GIVEN REQUEST ::
From the entries that follow, gather each line holding the word "frac".
--- Begin SUPPLIED RECORDS ---
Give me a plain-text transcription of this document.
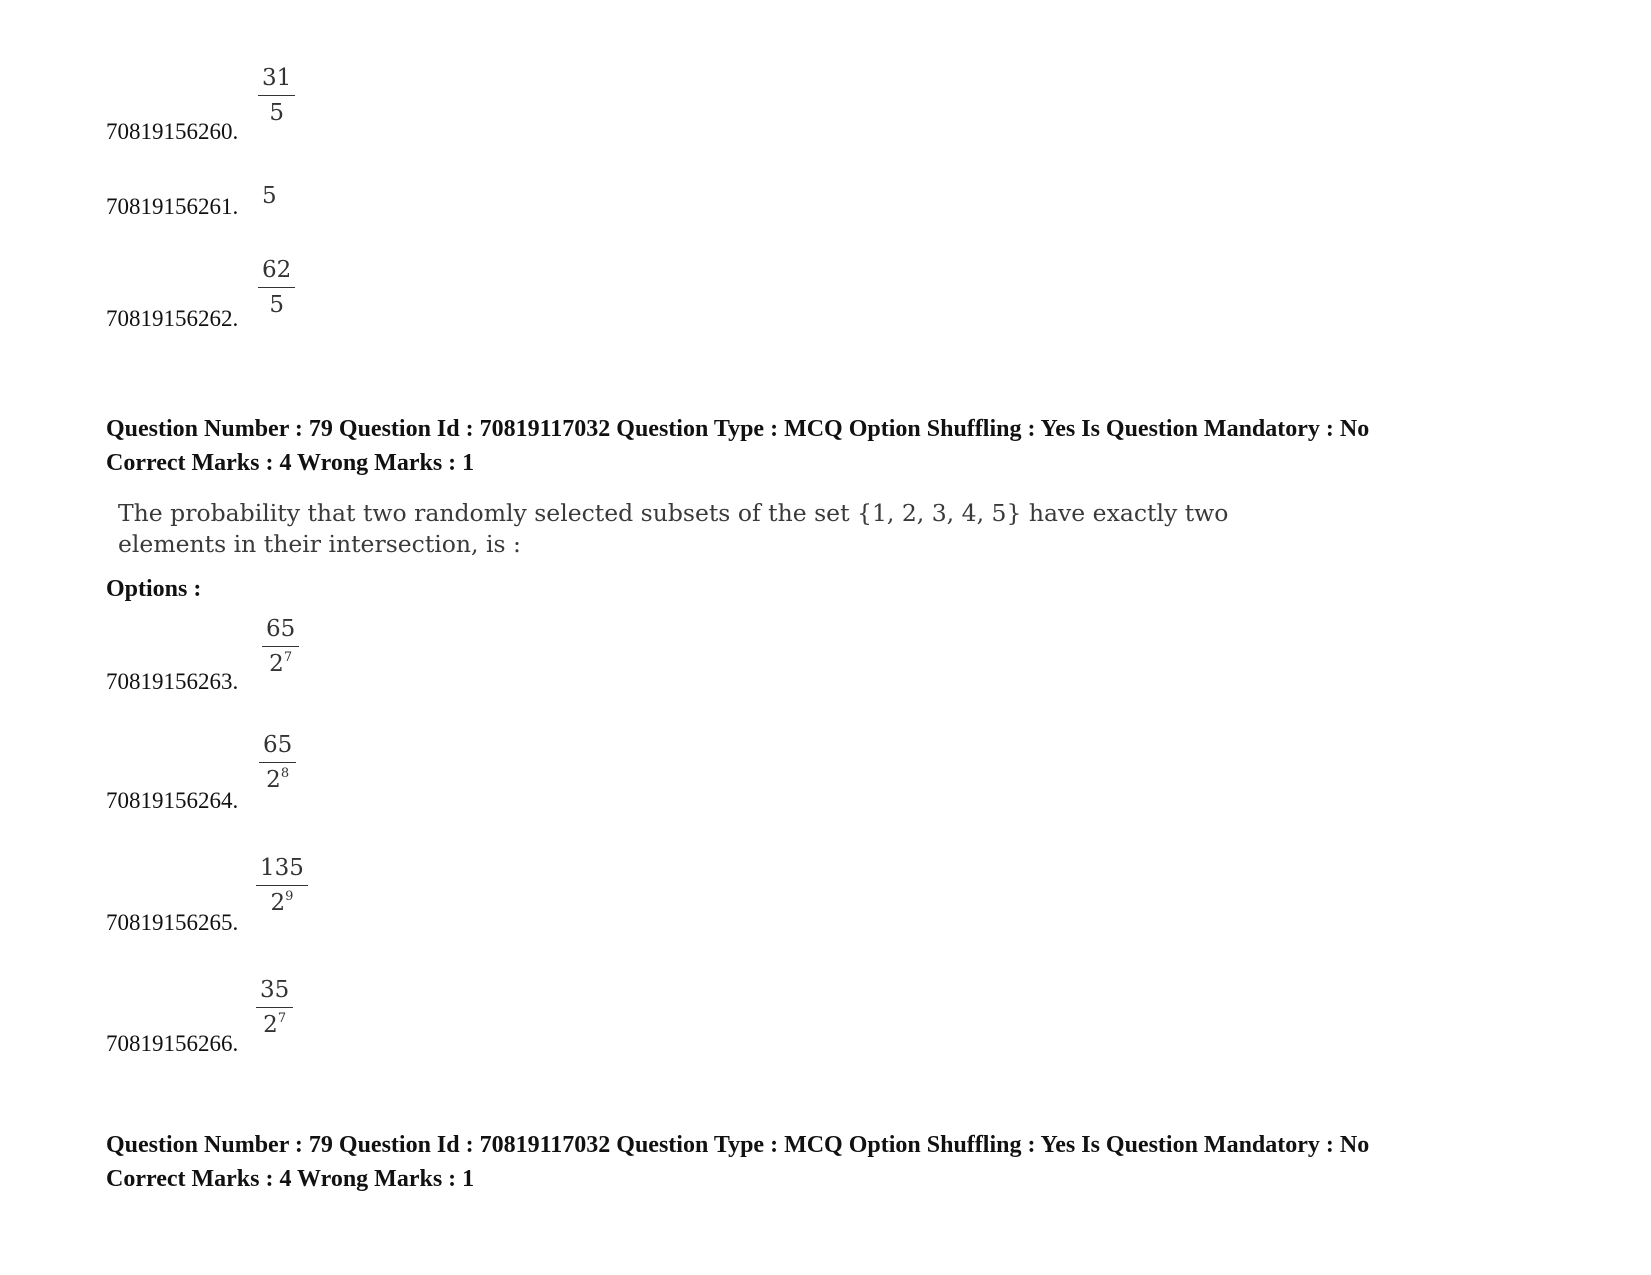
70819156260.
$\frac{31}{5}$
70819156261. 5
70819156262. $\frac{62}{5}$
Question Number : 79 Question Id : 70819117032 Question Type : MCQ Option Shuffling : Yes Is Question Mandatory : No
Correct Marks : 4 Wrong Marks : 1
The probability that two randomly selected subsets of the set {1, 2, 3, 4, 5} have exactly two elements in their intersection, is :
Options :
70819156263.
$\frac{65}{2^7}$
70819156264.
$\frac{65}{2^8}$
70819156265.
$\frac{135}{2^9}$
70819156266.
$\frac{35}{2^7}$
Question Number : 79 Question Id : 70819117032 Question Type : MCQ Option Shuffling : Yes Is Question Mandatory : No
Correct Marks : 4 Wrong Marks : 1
--- End SUPPLIED RECORDS ---
RIGHT ANSWER ::
$\frac{31}{5}$
70819156262. $\frac{62}{5}$
$\frac{65}{2^7}$
$\frac{65}{2^8}$
$\frac{135}{2^9}$
$\frac{35}{2^7}$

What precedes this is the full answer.